Stored entries
* * * * *
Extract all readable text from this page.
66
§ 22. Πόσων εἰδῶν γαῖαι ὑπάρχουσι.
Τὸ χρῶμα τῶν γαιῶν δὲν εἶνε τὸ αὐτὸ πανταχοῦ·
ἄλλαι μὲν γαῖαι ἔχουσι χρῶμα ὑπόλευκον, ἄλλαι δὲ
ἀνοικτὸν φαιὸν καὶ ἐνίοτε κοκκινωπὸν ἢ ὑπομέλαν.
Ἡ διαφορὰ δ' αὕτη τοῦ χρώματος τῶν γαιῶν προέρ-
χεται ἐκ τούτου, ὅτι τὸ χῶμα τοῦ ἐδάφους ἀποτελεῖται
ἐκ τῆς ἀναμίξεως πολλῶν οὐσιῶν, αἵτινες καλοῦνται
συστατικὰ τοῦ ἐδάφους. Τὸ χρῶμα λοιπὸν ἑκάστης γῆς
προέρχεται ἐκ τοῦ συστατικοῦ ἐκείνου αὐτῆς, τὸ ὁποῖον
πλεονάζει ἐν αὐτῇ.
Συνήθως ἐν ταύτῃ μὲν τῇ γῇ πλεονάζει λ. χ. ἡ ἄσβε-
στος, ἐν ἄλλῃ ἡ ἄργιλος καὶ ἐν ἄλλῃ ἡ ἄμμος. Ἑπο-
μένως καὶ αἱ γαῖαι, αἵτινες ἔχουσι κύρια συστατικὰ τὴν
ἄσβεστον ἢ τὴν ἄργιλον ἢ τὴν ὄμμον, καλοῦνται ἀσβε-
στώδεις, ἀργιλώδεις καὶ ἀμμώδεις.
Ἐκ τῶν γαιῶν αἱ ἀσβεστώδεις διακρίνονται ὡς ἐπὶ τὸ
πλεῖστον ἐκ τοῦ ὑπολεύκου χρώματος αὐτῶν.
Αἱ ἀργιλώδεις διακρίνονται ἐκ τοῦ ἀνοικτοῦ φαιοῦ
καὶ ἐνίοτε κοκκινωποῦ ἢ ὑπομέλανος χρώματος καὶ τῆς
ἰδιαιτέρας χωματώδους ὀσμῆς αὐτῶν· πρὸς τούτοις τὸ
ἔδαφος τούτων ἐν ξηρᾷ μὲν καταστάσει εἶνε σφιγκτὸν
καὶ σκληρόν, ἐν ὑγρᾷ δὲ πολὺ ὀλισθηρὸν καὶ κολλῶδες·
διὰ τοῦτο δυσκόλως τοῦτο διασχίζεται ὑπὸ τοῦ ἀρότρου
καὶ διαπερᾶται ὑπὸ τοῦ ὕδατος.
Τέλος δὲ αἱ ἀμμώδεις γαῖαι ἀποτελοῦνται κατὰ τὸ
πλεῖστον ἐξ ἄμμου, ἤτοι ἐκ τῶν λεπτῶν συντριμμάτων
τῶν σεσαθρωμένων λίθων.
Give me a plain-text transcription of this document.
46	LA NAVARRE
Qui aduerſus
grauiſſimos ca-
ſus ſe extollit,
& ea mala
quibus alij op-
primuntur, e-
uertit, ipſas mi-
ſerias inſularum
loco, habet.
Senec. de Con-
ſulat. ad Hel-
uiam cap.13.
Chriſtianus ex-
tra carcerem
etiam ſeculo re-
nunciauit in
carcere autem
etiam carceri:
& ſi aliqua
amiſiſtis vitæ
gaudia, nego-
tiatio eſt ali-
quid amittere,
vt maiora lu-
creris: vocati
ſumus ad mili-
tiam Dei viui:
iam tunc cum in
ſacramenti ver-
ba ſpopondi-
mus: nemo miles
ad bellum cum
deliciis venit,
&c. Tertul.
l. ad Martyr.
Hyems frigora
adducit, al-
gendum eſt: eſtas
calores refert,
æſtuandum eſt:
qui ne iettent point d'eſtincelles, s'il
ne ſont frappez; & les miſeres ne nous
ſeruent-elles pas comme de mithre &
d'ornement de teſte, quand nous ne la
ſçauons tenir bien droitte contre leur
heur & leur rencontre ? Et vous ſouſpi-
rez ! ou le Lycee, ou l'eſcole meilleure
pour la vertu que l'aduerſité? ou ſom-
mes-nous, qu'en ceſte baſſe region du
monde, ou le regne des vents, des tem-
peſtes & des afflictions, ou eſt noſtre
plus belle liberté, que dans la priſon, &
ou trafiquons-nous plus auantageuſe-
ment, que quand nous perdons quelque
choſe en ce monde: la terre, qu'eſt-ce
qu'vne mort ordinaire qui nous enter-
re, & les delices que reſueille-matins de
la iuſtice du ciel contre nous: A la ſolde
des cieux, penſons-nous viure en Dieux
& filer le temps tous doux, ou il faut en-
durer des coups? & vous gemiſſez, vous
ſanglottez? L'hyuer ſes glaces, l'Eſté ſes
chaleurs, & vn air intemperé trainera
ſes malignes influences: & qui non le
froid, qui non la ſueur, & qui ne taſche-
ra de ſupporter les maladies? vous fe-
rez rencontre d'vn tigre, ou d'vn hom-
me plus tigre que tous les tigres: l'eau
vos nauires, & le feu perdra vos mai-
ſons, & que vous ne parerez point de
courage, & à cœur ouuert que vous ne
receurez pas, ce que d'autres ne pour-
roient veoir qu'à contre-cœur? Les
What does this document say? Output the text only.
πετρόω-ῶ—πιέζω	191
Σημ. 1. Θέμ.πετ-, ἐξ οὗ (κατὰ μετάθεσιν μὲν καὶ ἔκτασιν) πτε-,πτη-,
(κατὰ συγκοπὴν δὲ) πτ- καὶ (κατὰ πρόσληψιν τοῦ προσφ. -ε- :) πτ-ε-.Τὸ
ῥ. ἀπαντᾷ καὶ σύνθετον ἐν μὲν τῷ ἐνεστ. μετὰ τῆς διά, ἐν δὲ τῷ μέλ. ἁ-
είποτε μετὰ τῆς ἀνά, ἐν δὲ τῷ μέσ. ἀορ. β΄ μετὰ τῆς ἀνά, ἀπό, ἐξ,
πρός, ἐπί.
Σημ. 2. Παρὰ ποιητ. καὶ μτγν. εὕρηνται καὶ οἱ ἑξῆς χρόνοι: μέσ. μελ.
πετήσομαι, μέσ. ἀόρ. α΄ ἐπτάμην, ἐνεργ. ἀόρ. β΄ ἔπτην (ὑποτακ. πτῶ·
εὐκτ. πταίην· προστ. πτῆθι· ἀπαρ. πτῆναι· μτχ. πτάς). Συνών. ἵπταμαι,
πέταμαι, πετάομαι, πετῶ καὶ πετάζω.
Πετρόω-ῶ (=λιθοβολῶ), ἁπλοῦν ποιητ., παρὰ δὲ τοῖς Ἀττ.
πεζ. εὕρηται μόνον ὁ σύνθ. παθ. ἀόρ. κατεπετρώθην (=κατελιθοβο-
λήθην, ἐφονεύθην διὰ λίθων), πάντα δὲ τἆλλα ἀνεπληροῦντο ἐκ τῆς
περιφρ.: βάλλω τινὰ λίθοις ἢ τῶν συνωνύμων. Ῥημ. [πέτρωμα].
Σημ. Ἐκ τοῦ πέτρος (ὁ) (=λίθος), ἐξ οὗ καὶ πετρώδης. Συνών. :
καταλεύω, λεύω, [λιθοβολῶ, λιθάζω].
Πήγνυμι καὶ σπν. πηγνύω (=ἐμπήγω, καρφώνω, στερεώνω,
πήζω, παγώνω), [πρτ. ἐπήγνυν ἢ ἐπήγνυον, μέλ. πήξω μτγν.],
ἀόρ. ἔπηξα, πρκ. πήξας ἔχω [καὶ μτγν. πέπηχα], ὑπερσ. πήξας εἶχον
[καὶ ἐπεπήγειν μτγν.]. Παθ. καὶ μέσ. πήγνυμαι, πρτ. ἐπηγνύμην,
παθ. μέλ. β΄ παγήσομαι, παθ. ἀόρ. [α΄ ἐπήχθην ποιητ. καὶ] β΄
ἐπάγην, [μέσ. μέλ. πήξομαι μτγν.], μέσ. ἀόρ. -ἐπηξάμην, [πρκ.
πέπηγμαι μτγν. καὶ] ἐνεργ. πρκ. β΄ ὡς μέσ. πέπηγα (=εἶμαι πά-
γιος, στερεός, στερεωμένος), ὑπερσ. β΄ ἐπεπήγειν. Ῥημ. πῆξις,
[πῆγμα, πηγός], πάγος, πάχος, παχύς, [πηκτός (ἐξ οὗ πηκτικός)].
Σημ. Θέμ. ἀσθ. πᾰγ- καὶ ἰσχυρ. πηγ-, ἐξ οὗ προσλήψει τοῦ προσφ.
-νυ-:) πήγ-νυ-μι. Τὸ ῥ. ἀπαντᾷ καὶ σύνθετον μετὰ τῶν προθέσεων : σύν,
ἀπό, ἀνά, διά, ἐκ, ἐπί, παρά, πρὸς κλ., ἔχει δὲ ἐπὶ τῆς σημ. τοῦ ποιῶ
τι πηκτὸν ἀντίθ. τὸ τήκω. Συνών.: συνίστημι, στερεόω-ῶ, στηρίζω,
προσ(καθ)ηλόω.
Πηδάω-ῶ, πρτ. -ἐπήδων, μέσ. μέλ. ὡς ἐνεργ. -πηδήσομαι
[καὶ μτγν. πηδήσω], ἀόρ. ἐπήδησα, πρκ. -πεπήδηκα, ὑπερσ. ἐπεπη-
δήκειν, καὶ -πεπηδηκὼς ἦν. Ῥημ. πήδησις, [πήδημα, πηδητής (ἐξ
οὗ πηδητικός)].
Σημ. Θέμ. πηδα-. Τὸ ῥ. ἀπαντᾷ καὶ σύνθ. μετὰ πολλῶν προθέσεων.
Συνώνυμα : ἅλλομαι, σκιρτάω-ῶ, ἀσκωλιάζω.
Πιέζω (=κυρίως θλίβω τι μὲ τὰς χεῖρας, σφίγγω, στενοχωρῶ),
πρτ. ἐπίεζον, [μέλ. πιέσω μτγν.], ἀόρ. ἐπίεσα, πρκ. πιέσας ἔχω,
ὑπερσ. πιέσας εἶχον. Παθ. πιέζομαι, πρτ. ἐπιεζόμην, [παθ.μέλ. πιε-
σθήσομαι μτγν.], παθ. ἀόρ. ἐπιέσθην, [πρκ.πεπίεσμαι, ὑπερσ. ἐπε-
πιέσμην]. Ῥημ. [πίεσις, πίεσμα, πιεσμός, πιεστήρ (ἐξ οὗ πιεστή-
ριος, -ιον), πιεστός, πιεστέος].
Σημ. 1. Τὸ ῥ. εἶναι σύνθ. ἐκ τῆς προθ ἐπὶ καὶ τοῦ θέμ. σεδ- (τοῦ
* * * * *
## THE PROBLEM
Pick out the lines containing the string "ποιητ" and show them.

## RESPONSE TO THE TASK
Σημ. 2. Παρὰ ποιητ. καὶ μτγν. εὕρηνται καὶ οἱ ἑξῆς χρόνοι: μέσ. μελ.
Πετρόω-ῶ (=λιθοβολῶ), ἁπλοῦν ποιητ., παρὰ δὲ τοῖς Ἀττ.
παθ. μέλ. β΄ παγήσομαι, παθ. ἀόρ. [α΄ ἐπήχθην ποιητ. καὶ] β΄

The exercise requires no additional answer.